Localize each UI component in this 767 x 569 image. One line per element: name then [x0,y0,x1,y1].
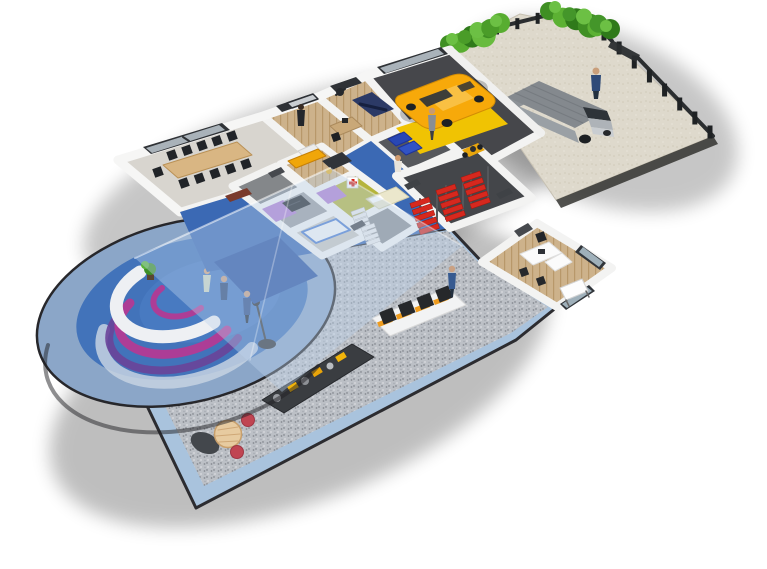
terrace-person-head [449,266,455,272]
changing-person-head [395,155,401,161]
hedge-ne-corner-top [600,20,612,32]
garage-person-head [429,108,435,114]
gate-person-body [591,75,601,91]
fence-ne-posts [708,126,713,139]
office-monitor [342,118,348,123]
scene-canvas [0,0,767,569]
gate-person-head [593,68,600,75]
hedge-ne-corner-top [563,7,577,21]
hedge-north-top [490,15,502,27]
hedge-north-top [458,30,472,44]
terrace-person-body [448,273,456,289]
hedge-north-top [446,33,458,45]
office-person-body [297,110,305,126]
scooter-seat [470,146,476,152]
hedge-ne-corner-top [576,9,592,25]
car-wheel-3 [474,96,484,103]
fence-ne-posts [662,84,667,97]
van-wheel-far [603,130,611,136]
car-wheel-2 [442,119,453,127]
fence-n-posts [515,18,519,29]
display-rock-3 [327,363,334,370]
scooter-wheel-2 [477,144,483,150]
car-wheel-1 [406,104,416,111]
fence-ne-posts [677,98,682,111]
floorplan-illustration [0,0,767,569]
scooter-wheel-1 [462,152,468,158]
van-wheel-front [579,135,591,144]
hedge-ne-corner-top [549,1,561,13]
lounge-stool-2 [231,446,244,459]
fence-ne-posts [647,70,652,83]
office-person-head [298,104,304,110]
changing-person-towel [394,161,402,172]
gate-person-legs [593,91,599,99]
sales-laptop [538,249,545,254]
fence-n-posts [536,13,540,24]
fence-ne-posts [692,112,697,125]
garage-person-body [428,115,436,131]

* * * * * * *

▶ **SHORT EXERCISE**
Rewrite the records above, substituting "visible object" for "UI component" and keeping everything else unchanged. Omit the pictures.

▶ **RESPONSE TO THIS EXERCISE**
Localize each visible object in this 767 x 569 image. One line per element: name then [x0,y0,x1,y1].
terrace-person-head [449,266,455,272]
changing-person-head [395,155,401,161]
hedge-ne-corner-top [600,20,612,32]
garage-person-head [429,108,435,114]
gate-person-body [591,75,601,91]
fence-ne-posts [708,126,713,139]
office-monitor [342,118,348,123]
scene-canvas [0,0,767,569]
gate-person-head [593,68,600,75]
hedge-ne-corner-top [563,7,577,21]
hedge-north-top [490,15,502,27]
hedge-north-top [458,30,472,44]
terrace-person-body [448,273,456,289]
hedge-north-top [446,33,458,45]
office-person-body [297,110,305,126]
scooter-seat [470,146,476,152]
hedge-ne-corner-top [576,9,592,25]
car-wheel-3 [474,96,484,103]
fence-ne-posts [662,84,667,97]
van-wheel-far [603,130,611,136]
car-wheel-2 [442,119,453,127]
fence-n-posts [515,18,519,29]
display-rock-3 [327,363,334,370]
scooter-wheel-2 [477,144,483,150]
car-wheel-1 [406,104,416,111]
fence-ne-posts [677,98,682,111]
floorplan-illustration [0,0,767,569]
scooter-wheel-1 [462,152,468,158]
van-wheel-front [579,135,591,144]
hedge-ne-corner-top [549,1,561,13]
lounge-stool-2 [231,446,244,459]
fence-ne-posts [647,70,652,83]
office-person-head [298,104,304,110]
changing-person-towel [394,161,402,172]
gate-person-legs [593,91,599,99]
sales-laptop [538,249,545,254]
fence-n-posts [536,13,540,24]
fence-ne-posts [692,112,697,125]
garage-person-body [428,115,436,131]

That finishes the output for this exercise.